Items from a data source:

..............................

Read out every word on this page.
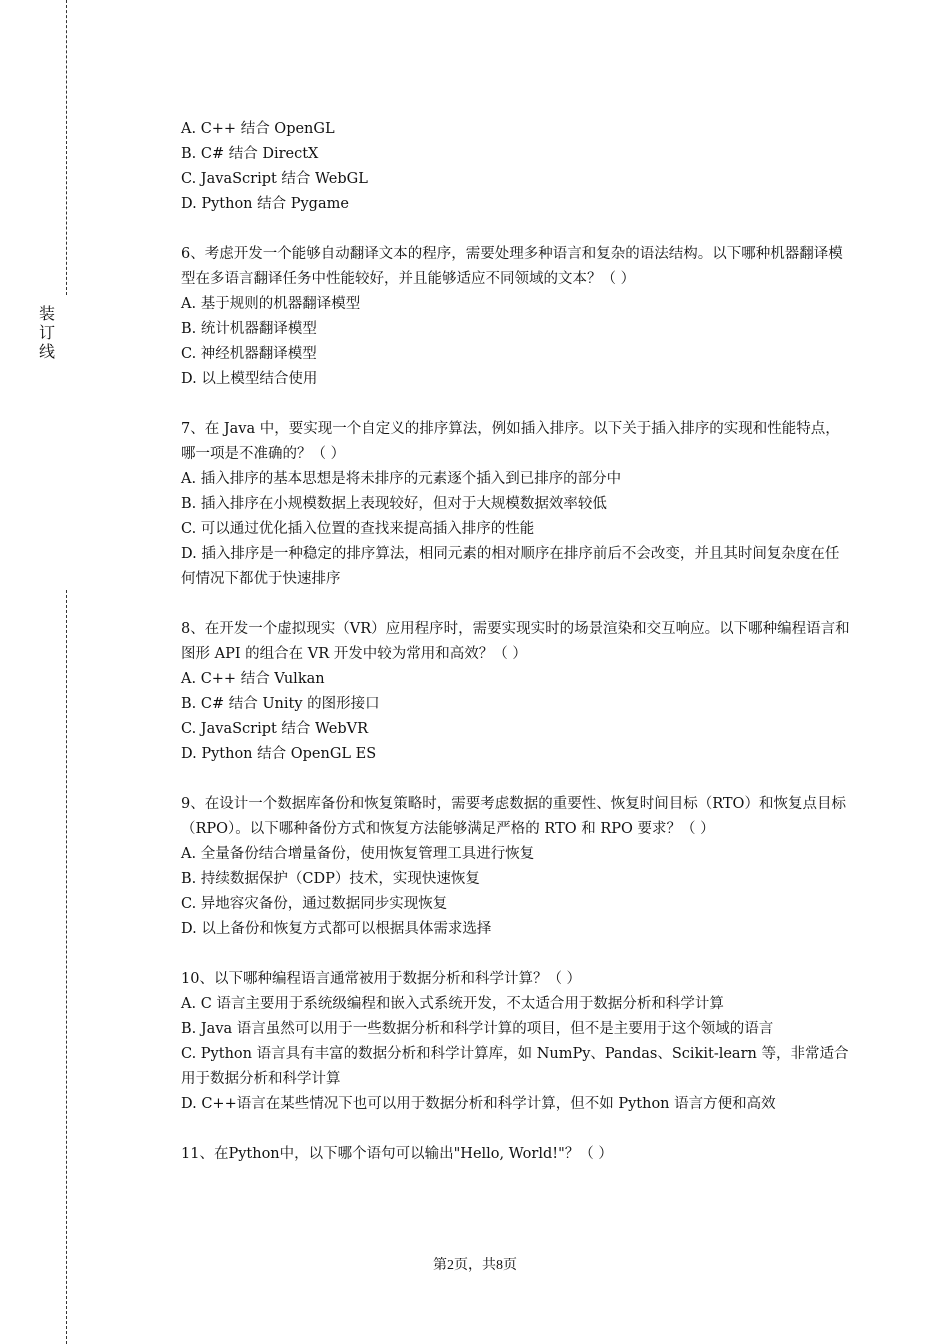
装订线
A. C++ 结合 OpenGL
B. C# 结合 DirectX
C. JavaScript 结合 WebGL
D. Python 结合 Pygame
6、考虑开发一个能够自动翻译文本的程序，需要处理多种语言和复杂的语法结构。以下哪种机器翻译模型在多语言翻译任务中性能较好，并且能够适应不同领域的文本？（ ）
A. 基于规则的机器翻译模型
B. 统计机器翻译模型
C. 神经机器翻译模型
D. 以上模型结合使用
7、在 Java 中，要实现一个自定义的排序算法，例如插入排序。以下关于插入排序的实现和性能特点，哪一项是不准确的？（ ）
A. 插入排序的基本思想是将未排序的元素逐个插入到已排序的部分中
B. 插入排序在小规模数据上表现较好，但对于大规模数据效率较低
C. 可以通过优化插入位置的查找来提高插入排序的性能
D. 插入排序是一种稳定的排序算法，相同元素的相对顺序在排序前后不会改变，并且其时间复杂度在任何情况下都优于快速排序
8、在开发一个虚拟现实（VR）应用程序时，需要实现实时的场景渲染和交互响应。以下哪种编程语言和图形 API 的组合在 VR 开发中较为常用和高效？（ ）
A. C++ 结合 Vulkan
B. C# 结合 Unity 的图形接口
C. JavaScript 结合 WebVR
D. Python 结合 OpenGL ES
9、在设计一个数据库备份和恢复策略时，需要考虑数据的重要性、恢复时间目标（RTO）和恢复点目标（RPO）。以下哪种备份方式和恢复方法能够满足严格的 RTO 和 RPO 要求？（ ）
A. 全量备份结合增量备份，使用恢复管理工具进行恢复
B. 持续数据保护（CDP）技术，实现快速恢复
C. 异地容灾备份，通过数据同步实现恢复
D. 以上备份和恢复方式都可以根据具体需求选择
10、以下哪种编程语言通常被用于数据分析和科学计算？（ ）
A. C 语言主要用于系统级编程和嵌入式系统开发，不太适合用于数据分析和科学计算
B. Java 语言虽然可以用于一些数据分析和科学计算的项目，但不是主要用于这个领域的语言
C. Python 语言具有丰富的数据分析和科学计算库，如 NumPy、Pandas、Scikit-learn 等，非常适合用于数据分析和科学计算
D. C++语言在某些情况下也可以用于数据分析和科学计算，但不如 Python 语言方便和高效
11、在Python中，以下哪个语句可以输出"Hello, World!"？（ ）
第2页，共8页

..............................

*Set exercise*
Copy out the data above exactly, except the pictures.

*Solved problem*
Read out every word on this page.
装订线
A. C++ 结合 OpenGL
B. C# 结合 DirectX
C. JavaScript 结合 WebGL
D. Python 结合 Pygame
6、考虑开发一个能够自动翻译文本的程序，需要处理多种语言和复杂的语法结构。以下哪种机器翻译模型在多语言翻译任务中性能较好，并且能够适应不同领域的文本？（ ）
A. 基于规则的机器翻译模型
B. 统计机器翻译模型
C. 神经机器翻译模型
D. 以上模型结合使用
7、在 Java 中，要实现一个自定义的排序算法，例如插入排序。以下关于插入排序的实现和性能特点，哪一项是不准确的？（ ）
A. 插入排序的基本思想是将未排序的元素逐个插入到已排序的部分中
B. 插入排序在小规模数据上表现较好，但对于大规模数据效率较低
C. 可以通过优化插入位置的查找来提高插入排序的性能
D. 插入排序是一种稳定的排序算法，相同元素的相对顺序在排序前后不会改变，并且其时间复杂度在任何情况下都优于快速排序
8、在开发一个虚拟现实（VR）应用程序时，需要实现实时的场景渲染和交互响应。以下哪种编程语言和图形 API 的组合在 VR 开发中较为常用和高效？（ ）
A. C++ 结合 Vulkan
B. C# 结合 Unity 的图形接口
C. JavaScript 结合 WebVR
D. Python 结合 OpenGL ES
9、在设计一个数据库备份和恢复策略时，需要考虑数据的重要性、恢复时间目标（RTO）和恢复点目标（RPO）。以下哪种备份方式和恢复方法能够满足严格的 RTO 和 RPO 要求？（ ）
A. 全量备份结合增量备份，使用恢复管理工具进行恢复
B. 持续数据保护（CDP）技术，实现快速恢复
C. 异地容灾备份，通过数据同步实现恢复
D. 以上备份和恢复方式都可以根据具体需求选择
10、以下哪种编程语言通常被用于数据分析和科学计算？（ ）
A. C 语言主要用于系统级编程和嵌入式系统开发，不太适合用于数据分析和科学计算
B. Java 语言虽然可以用于一些数据分析和科学计算的项目，但不是主要用于这个领域的语言
C. Python 语言具有丰富的数据分析和科学计算库，如 NumPy、Pandas、Scikit-learn 等，非常适合用于数据分析和科学计算
D. C++语言在某些情况下也可以用于数据分析和科学计算，但不如 Python 语言方便和高效
11、在Python中，以下哪个语句可以输出"Hello, World!"？（ ）
第2页，共8页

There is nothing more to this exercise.